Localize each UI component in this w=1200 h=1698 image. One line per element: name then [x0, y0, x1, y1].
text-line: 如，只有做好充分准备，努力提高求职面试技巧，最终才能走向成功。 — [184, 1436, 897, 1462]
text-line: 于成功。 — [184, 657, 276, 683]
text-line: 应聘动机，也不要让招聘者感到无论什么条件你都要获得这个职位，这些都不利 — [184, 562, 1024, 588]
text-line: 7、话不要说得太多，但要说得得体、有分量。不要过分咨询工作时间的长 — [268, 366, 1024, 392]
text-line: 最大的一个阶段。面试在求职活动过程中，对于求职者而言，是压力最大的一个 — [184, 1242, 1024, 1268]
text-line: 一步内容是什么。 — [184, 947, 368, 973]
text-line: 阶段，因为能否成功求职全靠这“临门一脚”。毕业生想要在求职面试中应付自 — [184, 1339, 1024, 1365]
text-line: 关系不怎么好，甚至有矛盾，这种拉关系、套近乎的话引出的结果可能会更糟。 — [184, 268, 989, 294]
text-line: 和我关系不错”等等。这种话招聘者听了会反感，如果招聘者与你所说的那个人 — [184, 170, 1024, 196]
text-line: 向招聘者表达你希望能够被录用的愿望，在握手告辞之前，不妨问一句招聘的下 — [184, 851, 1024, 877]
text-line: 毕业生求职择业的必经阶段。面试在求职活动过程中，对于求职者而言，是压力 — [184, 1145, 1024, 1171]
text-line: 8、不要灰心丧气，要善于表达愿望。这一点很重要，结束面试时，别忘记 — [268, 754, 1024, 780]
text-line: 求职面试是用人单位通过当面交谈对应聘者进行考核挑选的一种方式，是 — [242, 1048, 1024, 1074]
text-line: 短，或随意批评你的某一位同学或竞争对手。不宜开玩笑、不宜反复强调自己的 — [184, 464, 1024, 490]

========

Task description: Repeat the lines of the material above word for word.

Answer for this exercise:
Localize each UI component in this w=1200 h=1698 image. One line per element: name then [x0, y0, x1, y1].
text-line: 如，只有做好充分准备，努力提高求职面试技巧，最终才能走向成功。 — [184, 1436, 897, 1462]
text-line: 于成功。 — [184, 657, 276, 683]
text-line: 应聘动机，也不要让招聘者感到无论什么条件你都要获得这个职位，这些都不利 — [184, 562, 1024, 588]
text-line: 7、话不要说得太多，但要说得得体、有分量。不要过分咨询工作时间的长 — [268, 366, 1024, 392]
text-line: 最大的一个阶段。面试在求职活动过程中，对于求职者而言，是压力最大的一个 — [184, 1242, 1024, 1268]
text-line: 一步内容是什么。 — [184, 947, 368, 973]
text-line: 阶段，因为能否成功求职全靠这“临门一脚”。毕业生想要在求职面试中应付自 — [184, 1339, 1024, 1365]
text-line: 关系不怎么好，甚至有矛盾，这种拉关系、套近乎的话引出的结果可能会更糟。 — [184, 268, 989, 294]
text-line: 和我关系不错”等等。这种话招聘者听了会反感，如果招聘者与你所说的那个人 — [184, 170, 1024, 196]
text-line: 向招聘者表达你希望能够被录用的愿望，在握手告辞之前，不妨问一句招聘的下 — [184, 851, 1024, 877]
text-line: 毕业生求职择业的必经阶段。面试在求职活动过程中，对于求职者而言，是压力 — [184, 1145, 1024, 1171]
text-line: 8、不要灰心丧气，要善于表达愿望。这一点很重要，结束面试时，别忘记 — [268, 754, 1024, 780]
text-line: 求职面试是用人单位通过当面交谈对应聘者进行考核挑选的一种方式，是 — [242, 1048, 1024, 1074]
text-line: 短，或随意批评你的某一位同学或竞争对手。不宜开玩笑、不宜反复强调自己的 — [184, 464, 1024, 490]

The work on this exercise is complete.